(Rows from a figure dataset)
________
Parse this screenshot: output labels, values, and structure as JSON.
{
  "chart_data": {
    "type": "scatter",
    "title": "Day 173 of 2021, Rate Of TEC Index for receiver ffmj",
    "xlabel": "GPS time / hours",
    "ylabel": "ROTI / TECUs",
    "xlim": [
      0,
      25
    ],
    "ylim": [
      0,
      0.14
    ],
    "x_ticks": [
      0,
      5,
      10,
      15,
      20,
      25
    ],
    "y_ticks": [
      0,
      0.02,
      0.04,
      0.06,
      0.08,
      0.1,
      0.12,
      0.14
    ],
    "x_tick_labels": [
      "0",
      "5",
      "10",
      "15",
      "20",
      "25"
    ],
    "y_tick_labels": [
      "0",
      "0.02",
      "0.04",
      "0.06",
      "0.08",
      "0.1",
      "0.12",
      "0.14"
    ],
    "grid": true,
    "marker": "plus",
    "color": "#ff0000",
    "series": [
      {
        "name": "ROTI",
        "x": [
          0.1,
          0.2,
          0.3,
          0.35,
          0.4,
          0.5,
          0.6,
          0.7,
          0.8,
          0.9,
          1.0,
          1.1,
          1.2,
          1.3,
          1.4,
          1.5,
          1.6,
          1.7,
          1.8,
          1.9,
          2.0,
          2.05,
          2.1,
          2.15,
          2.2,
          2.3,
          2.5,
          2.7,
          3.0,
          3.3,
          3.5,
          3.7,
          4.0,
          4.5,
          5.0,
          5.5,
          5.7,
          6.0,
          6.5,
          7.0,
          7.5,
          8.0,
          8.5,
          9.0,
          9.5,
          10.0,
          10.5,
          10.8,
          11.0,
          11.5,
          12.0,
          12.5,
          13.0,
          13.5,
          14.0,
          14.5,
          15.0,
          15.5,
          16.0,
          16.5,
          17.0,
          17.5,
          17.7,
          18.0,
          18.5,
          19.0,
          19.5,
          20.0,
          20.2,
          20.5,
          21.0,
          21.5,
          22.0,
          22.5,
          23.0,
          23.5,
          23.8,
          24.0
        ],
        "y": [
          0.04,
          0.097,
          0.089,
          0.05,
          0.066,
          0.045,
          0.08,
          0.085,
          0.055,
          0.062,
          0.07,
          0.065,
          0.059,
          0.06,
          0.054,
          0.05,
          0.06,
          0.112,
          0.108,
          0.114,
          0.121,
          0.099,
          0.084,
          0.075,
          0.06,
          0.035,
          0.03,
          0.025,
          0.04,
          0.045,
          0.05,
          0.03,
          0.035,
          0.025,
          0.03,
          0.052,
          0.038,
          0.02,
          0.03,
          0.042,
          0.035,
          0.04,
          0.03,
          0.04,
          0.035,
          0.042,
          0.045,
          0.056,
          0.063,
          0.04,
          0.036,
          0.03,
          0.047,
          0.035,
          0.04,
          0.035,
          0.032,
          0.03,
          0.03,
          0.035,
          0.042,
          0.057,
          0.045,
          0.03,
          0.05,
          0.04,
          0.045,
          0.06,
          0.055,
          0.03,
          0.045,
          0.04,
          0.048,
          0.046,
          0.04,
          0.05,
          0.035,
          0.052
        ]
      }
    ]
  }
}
________
What the exercise asks:
Retype all the material above precisely, with no line left out.

Solved exercise:
Parse this screenshot: output labels, values, and structure as JSON.
{
  "chart_data": {
    "type": "scatter",
    "title": "Day 173 of 2021, Rate Of TEC Index for receiver ffmj",
    "xlabel": "GPS time / hours",
    "ylabel": "ROTI / TECUs",
    "xlim": [
      0,
      25
    ],
    "ylim": [
      0,
      0.14
    ],
    "x_ticks": [
      0,
      5,
      10,
      15,
      20,
      25
    ],
    "y_ticks": [
      0,
      0.02,
      0.04,
      0.06,
      0.08,
      0.1,
      0.12,
      0.14
    ],
    "x_tick_labels": [
      "0",
      "5",
      "10",
      "15",
      "20",
      "25"
    ],
    "y_tick_labels": [
      "0",
      "0.02",
      "0.04",
      "0.06",
      "0.08",
      "0.1",
      "0.12",
      "0.14"
    ],
    "grid": true,
    "marker": "plus",
    "color": "#ff0000",
    "series": [
      {
        "name": "ROTI",
        "x": [
          0.1,
          0.2,
          0.3,
          0.35,
          0.4,
          0.5,
          0.6,
          0.7,
          0.8,
          0.9,
          1.0,
          1.1,
          1.2,
          1.3,
          1.4,
          1.5,
          1.6,
          1.7,
          1.8,
          1.9,
          2.0,
          2.05,
          2.1,
          2.15,
          2.2,
          2.3,
          2.5,
          2.7,
          3.0,
          3.3,
          3.5,
          3.7,
          4.0,
          4.5,
          5.0,
          5.5,
          5.7,
          6.0,
          6.5,
          7.0,
          7.5,
          8.0,
          8.5,
          9.0,
          9.5,
          10.0,
          10.5,
          10.8,
          11.0,
          11.5,
          12.0,
          12.5,
          13.0,
          13.5,
          14.0,
          14.5,
          15.0,
          15.5,
          16.0,
          16.5,
          17.0,
          17.5,
          17.7,
          18.0,
          18.5,
          19.0,
          19.5,
          20.0,
          20.2,
          20.5,
          21.0,
          21.5,
          22.0,
          22.5,
          23.0,
          23.5,
          23.8,
          24.0
        ],
        "y": [
          0.04,
          0.097,
          0.089,
          0.05,
          0.066,
          0.045,
          0.08,
          0.085,
          0.055,
          0.062,
          0.07,
          0.065,
          0.059,
          0.06,
          0.054,
          0.05,
          0.06,
          0.112,
          0.108,
          0.114,
          0.121,
          0.099,
          0.084,
          0.075,
          0.06,
          0.035,
          0.03,
          0.025,
          0.04,
          0.045,
          0.05,
          0.03,
          0.035,
          0.025,
          0.03,
          0.052,
          0.038,
          0.02,
          0.03,
          0.042,
          0.035,
          0.04,
          0.03,
          0.04,
          0.035,
          0.042,
          0.045,
          0.056,
          0.063,
          0.04,
          0.036,
          0.03,
          0.047,
          0.035,
          0.04,
          0.035,
          0.032,
          0.03,
          0.03,
          0.035,
          0.042,
          0.057,
          0.045,
          0.03,
          0.05,
          0.04,
          0.045,
          0.06,
          0.055,
          0.03,
          0.045,
          0.04,
          0.048,
          0.046,
          0.04,
          0.05,
          0.035,
          0.052
        ]
      }
    ]
  }
}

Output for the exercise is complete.